_AUSZUG:_
——————————
Erläuterungen zur Resolution der IHK Gießen-Friedberg
Nach Ansicht der Vollversammlung der IHK Gießen-Friedberg sollte die Reform der Grundsteuer einfach umgesetzt werden und nicht zu neuer Bürokratie für die Steuerpflichtigen – hier insbesondere für die gewerbliche Wirtschaft - führen. Zudem sollte die Reform auf kommunaler Ebene aufkommensneutral erfolgen. Das heißt, das Grundsteueraufkommen der Kommunen sollte durch die Reform nicht steigen. Bundesweit betrug das Aufkommen im Jahr 2018 rund 14 Milliarden Euro. Die Vollversammlung befürchtet, dass durch künftige Hebesatzerhöhungen der Kommunen das Aufkommen ansteigen könnte.
——————————
_Einträge zu Layoutelementen:_
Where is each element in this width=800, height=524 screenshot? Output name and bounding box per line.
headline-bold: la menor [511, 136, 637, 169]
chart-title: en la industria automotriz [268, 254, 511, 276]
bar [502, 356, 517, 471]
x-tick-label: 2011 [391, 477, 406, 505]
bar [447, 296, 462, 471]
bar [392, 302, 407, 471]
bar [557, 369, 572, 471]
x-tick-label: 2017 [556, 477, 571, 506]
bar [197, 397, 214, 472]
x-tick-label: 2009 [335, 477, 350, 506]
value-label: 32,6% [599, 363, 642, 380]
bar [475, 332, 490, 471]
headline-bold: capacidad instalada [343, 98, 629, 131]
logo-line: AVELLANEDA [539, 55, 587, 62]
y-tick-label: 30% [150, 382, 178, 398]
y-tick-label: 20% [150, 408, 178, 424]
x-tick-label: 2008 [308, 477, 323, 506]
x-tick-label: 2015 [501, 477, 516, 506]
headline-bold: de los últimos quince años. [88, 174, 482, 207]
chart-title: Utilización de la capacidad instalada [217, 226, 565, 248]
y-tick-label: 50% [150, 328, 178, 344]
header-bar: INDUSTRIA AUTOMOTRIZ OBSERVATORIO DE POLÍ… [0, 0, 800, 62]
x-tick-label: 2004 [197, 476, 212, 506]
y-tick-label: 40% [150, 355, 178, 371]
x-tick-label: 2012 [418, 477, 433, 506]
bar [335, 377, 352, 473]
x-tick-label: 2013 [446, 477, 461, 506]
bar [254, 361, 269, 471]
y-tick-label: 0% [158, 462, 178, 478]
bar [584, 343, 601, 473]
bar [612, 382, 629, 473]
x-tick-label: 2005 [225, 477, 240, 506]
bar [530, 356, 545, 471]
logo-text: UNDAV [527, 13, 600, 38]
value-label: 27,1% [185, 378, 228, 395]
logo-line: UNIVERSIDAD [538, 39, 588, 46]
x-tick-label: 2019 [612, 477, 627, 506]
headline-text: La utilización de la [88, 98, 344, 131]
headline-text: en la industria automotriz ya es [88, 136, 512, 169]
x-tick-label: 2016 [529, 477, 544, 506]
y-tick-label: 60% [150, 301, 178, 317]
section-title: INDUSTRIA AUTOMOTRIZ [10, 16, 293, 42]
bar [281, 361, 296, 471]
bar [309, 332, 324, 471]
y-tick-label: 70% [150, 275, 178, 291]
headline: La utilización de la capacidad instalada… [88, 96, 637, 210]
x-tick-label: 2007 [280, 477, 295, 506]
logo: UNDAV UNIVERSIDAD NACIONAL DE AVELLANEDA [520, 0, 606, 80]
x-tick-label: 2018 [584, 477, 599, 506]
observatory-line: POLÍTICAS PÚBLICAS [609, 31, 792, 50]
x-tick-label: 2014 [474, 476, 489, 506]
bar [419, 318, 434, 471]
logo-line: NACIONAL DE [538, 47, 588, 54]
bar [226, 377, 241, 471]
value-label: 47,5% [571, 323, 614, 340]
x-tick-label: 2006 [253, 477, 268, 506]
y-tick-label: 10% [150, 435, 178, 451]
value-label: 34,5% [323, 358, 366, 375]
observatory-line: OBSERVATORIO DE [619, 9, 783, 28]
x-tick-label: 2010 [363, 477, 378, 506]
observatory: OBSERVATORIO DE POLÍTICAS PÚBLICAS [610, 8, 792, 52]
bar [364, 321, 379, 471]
——————————
_ZU ERLEDIGENDE AUFGABEN:_
a - Kopieren Sie aus dem Auszug zur Grundsteuerreform wortgetreu den Abschnitt, der bei den Worten „Erläuterungen zur Resolution“ beginnt, und hören Sie nach „Aufkommen ansteigen könnte.“ auf.
b - Beantworten Sie anhand des Auszugs zur Grundsteuerreform:
(i) Wie hoch war das bundesweite Grundsteueraufkommen im Jahr 2018?
(ii) Auf welcher Ebene soll die Reform aufkommensneutral erfolgen?
(iii) Wodurch könnte das Aufkommen nach Befürchtung der Vollversammlung ansteigen?
c - Führen Sie den Auszug zur Grundsteuerreform bitte im Anschluss an seinen letzten Satz weiter.
Das Material stammt aus einer anderen Quelle als der Auszug.

_ANTWORTEN JE AUFGABE:_
a -
Erläuterungen zur Resolution der IHK Gießen-Friedberg
Nach Ansicht der Vollversammlung der IHK Gießen-Friedberg sollte die Reform der Grundsteuer einfach umgesetzt werden und nicht zu neuer Bürokratie für die Steuerpflichtigen – hier insbesondere für die gewerbliche Wirtschaft - führen. Zudem sollte die Reform auf kommunaler Ebene aufkommensneutral erfolgen. Das heißt, das Grundsteueraufkommen der Kommunen sollte durch die Reform nicht steigen. Bundesweit betrug das Aufkommen im Jahr 2018 rund 14 Milliarden Euro. Die Vollversammlung befürchtet, dass durch künftige Hebesatzerhöhungen der Kommunen das Aufkommen ansteigen könnte.

b -
(i) Rund 14 Milliarden Euro.
(ii) Auf kommunaler Ebene.
(iii) Durch künftige Hebesatzerhöhungen der Kommunen.

c -
Zudem besteht die Sorge, dass durch die Reform neue Bürokratie – sowohl für die Steuerpflichtigen – und damit auch für die gewerbliche Wirtschaft – als auch für die Finanzverwaltung entstehen wird. Diese Erwartung stützt sich auf das vom Bundestag am 18. Oktober 2019 beschlossene Gesetz. Das Gesetz beinhaltet ein sogenanntes wertabhängiges Modell. Das Modell setzt eine regelmäßige und komplexe individuelle Bewertung der über 35 Millionen Grundstücke in Deutschland voraus. Für gewerbliche Immobilien beispielsweise soll das Sachwertverfahren angewendet werden. Dadurch würden zum Teil umfangreiche Erhebungen zur Ermittlung der Gebäudesubstanz und des Bodenwertes notwendig. Die in dem Modell erforderlichen Bodenrichtwerte werden von regionalen, sehr unterschiedlich besetzten Gutachterausschüssen festgelegt. Dieses Ermittlungsverfahren ist nicht transparent. Derzeit müssen beispielsweise die Protokolle der Sitzungen der Gutachterausschüsse nicht veröffentlicht werden, und die zugrundeliegenden Daten – die Grundstücksverkäufe in räumlicher und zeitlicher Nähe – sind nicht einsehbar. Deshalb ist die Entscheidungsfindung der Gutachterausschüsse von außen nicht nachvollziehbar. Zudem sind die Werte bisher gerichtlich nicht überprüfbar – ein Szenario, das langwierige und aufwendige Gerichtsverfahren erwarten lässt.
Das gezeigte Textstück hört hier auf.